TEXTE SOURCE:
☆ ☆ ☆ ☆ ☆ ☆ ☆

En regardant la série Twin
Peaks ces derniers jours, il m'est apparu assez clairement qu'il y avait un
grand nombre de liens entre le cinéma de David Lynch et la philosophie de
Spinoza.
La série commence avec la découverte d'un corps dans le
paysage : Laura Palmer sur le rivage, morte, enroulée dans une bâche en
plastique. Son visage fait irruption, bleuté, humide - c'est moins sa mort que
nous voyons que sa beauté. La mort est seconde, le corps est premier. Le
paradoxe est cinématographique : en même temps que nous voyons un cadavre, nous
découvrons un corps. Qu'il soit inanimé importe peu. Sa photogénie le ravive.
La mort - au cinéma - n'existe pas ; on ne peut en effet parler qu'en termes
d'apparition et de disparition, et outre la prégnance du visage de Laura, les
épisodes suivants n'auront de cesse de la faire réapparaître, à travers les
photographies du passé, son journal intime, les récits de ceux qui l’ont
connue, les rêves de l’agent Cooper dans lesquels elle apparaîtra, ou son sosie
qui surgira (la même actrice endossant le rôle de sa cousine).
L’univers de Twin
Peaks multiplie les figures proches du cliché (la famille, l’adolescence,
la passion, le pouvoir, l’amitié) que la musique entêtante d’Angelo Badalamenti
enrobe d’affects dégoulinants (c’est le côté Dallas de la série), et la mort de Laura Palmer n’échappe pas au
drame attendu ; le scénario est l’enquête sur cette mort et la revue faite de toutes les personnes liées à la victime – peu à peu
tout ce que nous tenions pour absurde ou sans cause prendra sens, comme cette
femme borgne ouvrant et fermant des rideaux rouges, et tout ce qui était mièvre
se chargera d’une complexité qui le transfigurera (le meurtre d’une adolescente
aimée et respectée de tous était peut-être aussi celui d’une prostituée cocaïnomane) ;
le cinéma, quant à lui, par la puissance de l’image, annule cette mort et en
fait une présence, une vision de
l’essence singulière d’un visage, qui, par la dimension feuilletonesque à
l’oeuvre, nous apparaît dans ce qui semble être sa totalité. Il y a ainsi trois
niveaux de perception, qui sont comme les trois genres de connaissance de Spinoza.
Le premier genre de connaissance, selon L’éthique, se construit « à partir des signes, par exemple de
ce que, ayant entendu ou lu certains mots, nous nous souvenons de choses, et en
formons certaines idées semblables à celles par le moyen desquelles nous
imaginons les choses ». Ainsi dit-on « Laura Palmer is dead » (comme
au début de Lost Highway nous entendons
« Dick Laurent is dead ») et nous attribuons, au visage de Laura,
l’idée de la mort. Le spectateur sait bien que le visage qu’il voit n’est pas
celui d’une morte, mais celui d’une actrice fermant les yeux. Aussi est-il
appelé à s’en persuader, à imaginer
cette mort.

☆ ☆ ☆ ☆ ☆ ☆ ☆

MATÉRIAU:
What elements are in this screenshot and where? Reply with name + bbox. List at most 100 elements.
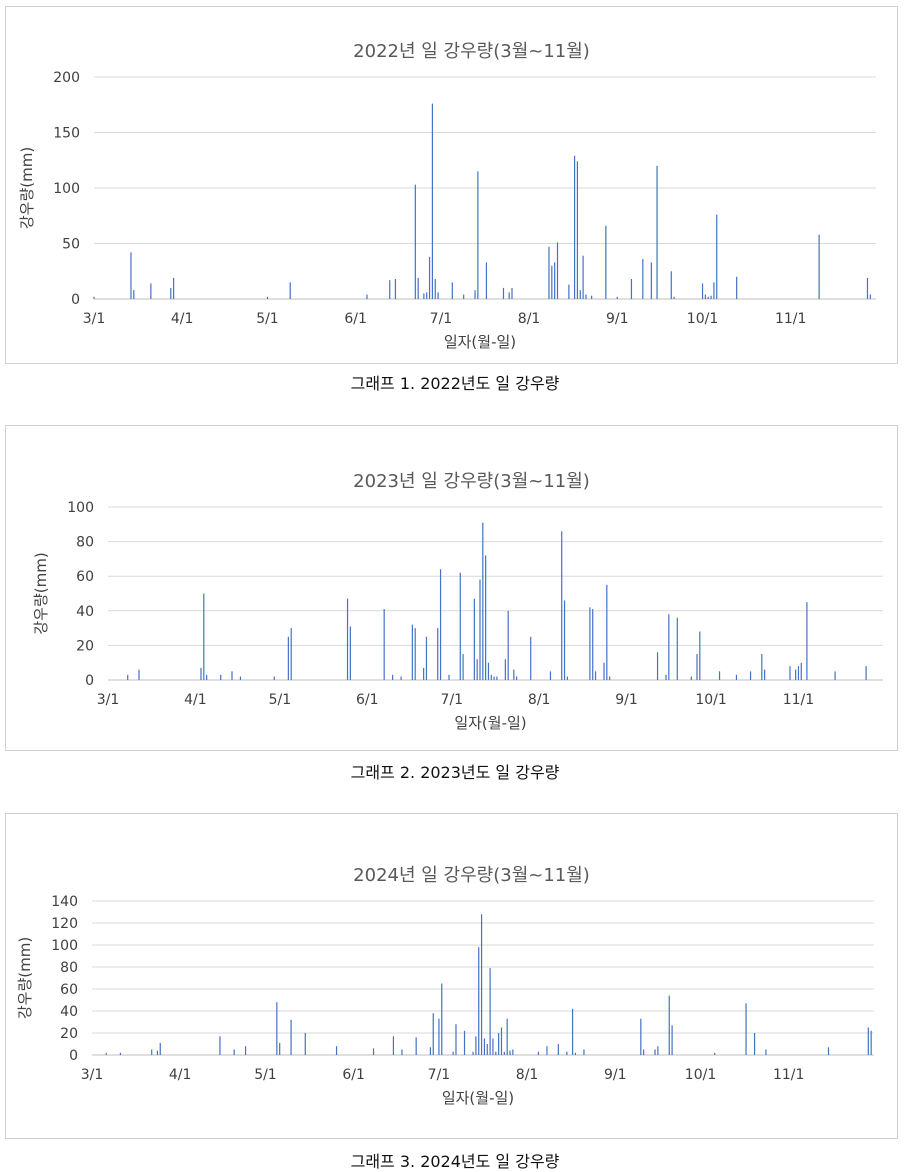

☆ ☆ ☆ ☆ ☆ ☆ ☆

CONSIGNE: Recopiez à l'identique le passage du texte sur Twin Peaks et Spinoza, de « En regardant la » à « photogénie le ravive. ».

RÉPONSE:
En regardant la série Twin
Peaks ces derniers jours, il m'est apparu assez clairement qu'il y avait un
grand nombre de liens entre le cinéma de David Lynch et la philosophie de
Spinoza.
La série commence avec la découverte d'un corps dans le
paysage : Laura Palmer sur le rivage, morte, enroulée dans une bâche en
plastique. Son visage fait irruption, bleuté, humide - c'est moins sa mort que
nous voyons que sa beauté. La mort est seconde, le corps est premier. Le
paradoxe est cinématographique : en même temps que nous voyons un cadavre, nous
découvrons un corps. Qu'il soit inanimé importe peu. Sa photogénie le ravive.